Request: Answer with nothing but the number of lines that include the word "предметов".
========================================
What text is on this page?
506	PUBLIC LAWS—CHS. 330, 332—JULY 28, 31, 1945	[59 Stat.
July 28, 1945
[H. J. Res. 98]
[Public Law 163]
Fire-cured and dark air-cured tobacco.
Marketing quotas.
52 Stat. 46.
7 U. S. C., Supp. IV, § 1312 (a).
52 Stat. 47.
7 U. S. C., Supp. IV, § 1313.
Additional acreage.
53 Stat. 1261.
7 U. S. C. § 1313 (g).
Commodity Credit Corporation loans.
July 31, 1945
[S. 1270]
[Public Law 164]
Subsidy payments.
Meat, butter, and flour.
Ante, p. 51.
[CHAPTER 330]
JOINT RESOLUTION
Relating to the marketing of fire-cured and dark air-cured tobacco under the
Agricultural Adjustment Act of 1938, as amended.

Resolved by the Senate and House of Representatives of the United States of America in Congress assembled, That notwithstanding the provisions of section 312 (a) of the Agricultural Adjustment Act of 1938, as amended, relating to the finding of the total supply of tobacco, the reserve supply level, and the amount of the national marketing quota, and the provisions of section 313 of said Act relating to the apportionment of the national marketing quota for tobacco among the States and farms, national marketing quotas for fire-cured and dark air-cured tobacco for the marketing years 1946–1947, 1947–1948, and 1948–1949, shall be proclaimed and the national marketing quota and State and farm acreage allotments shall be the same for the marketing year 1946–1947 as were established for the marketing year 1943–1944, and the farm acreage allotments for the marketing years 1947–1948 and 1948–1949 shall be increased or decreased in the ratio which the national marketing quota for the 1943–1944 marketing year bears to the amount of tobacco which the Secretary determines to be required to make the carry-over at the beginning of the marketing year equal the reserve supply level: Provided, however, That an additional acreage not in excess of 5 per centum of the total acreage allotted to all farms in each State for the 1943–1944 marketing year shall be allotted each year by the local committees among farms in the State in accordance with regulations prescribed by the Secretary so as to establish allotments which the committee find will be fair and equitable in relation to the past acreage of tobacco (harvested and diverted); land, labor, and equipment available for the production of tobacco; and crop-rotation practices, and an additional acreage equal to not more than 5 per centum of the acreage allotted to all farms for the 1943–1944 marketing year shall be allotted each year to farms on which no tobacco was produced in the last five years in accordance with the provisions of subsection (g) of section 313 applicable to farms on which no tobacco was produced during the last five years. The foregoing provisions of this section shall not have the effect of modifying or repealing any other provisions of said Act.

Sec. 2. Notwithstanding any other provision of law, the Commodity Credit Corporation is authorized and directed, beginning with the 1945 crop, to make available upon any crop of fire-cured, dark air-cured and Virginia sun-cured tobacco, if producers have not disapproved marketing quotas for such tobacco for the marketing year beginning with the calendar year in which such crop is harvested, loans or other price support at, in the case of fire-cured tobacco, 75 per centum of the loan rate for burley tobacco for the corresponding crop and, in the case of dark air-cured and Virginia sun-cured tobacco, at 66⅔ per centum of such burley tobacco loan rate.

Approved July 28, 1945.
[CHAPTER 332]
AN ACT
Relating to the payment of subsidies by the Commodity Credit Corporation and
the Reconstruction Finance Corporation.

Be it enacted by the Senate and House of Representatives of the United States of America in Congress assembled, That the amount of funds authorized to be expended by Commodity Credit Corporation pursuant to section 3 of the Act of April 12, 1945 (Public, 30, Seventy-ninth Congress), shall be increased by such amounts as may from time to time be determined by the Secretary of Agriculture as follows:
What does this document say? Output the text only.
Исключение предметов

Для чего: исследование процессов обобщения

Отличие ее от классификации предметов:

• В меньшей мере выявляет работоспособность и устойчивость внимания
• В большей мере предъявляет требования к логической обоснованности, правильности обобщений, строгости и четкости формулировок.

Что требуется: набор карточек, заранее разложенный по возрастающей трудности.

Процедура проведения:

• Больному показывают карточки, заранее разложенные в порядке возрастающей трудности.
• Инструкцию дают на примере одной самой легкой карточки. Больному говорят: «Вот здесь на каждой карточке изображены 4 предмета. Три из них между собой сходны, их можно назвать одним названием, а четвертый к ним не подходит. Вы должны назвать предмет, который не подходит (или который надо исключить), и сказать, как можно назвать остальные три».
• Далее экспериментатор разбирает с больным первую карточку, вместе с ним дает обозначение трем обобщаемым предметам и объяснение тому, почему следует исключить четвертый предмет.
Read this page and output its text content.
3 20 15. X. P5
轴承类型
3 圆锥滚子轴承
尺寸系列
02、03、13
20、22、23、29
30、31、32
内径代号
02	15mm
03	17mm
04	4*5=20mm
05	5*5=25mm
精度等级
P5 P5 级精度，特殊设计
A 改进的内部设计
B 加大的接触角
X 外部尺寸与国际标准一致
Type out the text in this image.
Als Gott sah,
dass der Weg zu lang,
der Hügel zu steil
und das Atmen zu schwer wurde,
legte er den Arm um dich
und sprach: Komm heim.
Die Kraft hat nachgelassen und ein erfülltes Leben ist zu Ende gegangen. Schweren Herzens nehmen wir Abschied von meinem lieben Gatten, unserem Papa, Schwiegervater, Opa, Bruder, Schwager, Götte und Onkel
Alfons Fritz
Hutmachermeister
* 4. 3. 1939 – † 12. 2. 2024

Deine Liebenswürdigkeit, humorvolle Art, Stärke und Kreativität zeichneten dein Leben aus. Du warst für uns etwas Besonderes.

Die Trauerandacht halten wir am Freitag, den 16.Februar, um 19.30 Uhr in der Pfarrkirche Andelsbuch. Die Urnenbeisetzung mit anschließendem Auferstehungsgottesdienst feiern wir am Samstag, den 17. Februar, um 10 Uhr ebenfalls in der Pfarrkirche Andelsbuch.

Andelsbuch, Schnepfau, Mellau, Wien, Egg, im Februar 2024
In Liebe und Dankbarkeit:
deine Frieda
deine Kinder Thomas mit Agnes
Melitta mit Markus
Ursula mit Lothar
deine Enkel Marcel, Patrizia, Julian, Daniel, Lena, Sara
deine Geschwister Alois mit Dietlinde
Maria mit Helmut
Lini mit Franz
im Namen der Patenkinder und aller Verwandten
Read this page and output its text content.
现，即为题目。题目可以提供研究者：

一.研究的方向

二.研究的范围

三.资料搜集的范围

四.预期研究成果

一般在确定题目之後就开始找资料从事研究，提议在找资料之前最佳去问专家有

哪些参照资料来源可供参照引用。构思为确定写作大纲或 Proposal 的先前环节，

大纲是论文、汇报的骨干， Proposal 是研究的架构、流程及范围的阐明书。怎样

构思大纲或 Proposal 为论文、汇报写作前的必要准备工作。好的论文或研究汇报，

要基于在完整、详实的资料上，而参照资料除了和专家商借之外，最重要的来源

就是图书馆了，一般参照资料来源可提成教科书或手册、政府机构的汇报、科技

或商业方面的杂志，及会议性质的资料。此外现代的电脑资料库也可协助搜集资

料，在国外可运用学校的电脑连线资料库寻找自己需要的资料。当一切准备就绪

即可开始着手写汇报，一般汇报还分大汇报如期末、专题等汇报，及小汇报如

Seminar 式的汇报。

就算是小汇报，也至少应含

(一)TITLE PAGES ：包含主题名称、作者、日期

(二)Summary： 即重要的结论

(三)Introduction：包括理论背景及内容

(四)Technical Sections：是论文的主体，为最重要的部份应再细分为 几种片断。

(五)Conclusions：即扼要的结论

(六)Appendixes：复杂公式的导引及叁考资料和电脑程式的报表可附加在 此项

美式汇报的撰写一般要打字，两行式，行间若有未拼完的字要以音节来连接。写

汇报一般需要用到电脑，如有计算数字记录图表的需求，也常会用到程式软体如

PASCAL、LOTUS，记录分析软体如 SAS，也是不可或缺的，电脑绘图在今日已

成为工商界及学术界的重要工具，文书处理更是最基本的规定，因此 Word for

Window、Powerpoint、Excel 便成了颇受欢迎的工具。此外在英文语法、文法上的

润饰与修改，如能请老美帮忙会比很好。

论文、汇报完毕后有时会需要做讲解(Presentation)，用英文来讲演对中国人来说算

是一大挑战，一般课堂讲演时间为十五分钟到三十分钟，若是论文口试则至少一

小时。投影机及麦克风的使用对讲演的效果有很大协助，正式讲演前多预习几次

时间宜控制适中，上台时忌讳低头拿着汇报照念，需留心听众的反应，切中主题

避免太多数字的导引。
========================================
Written reply: 2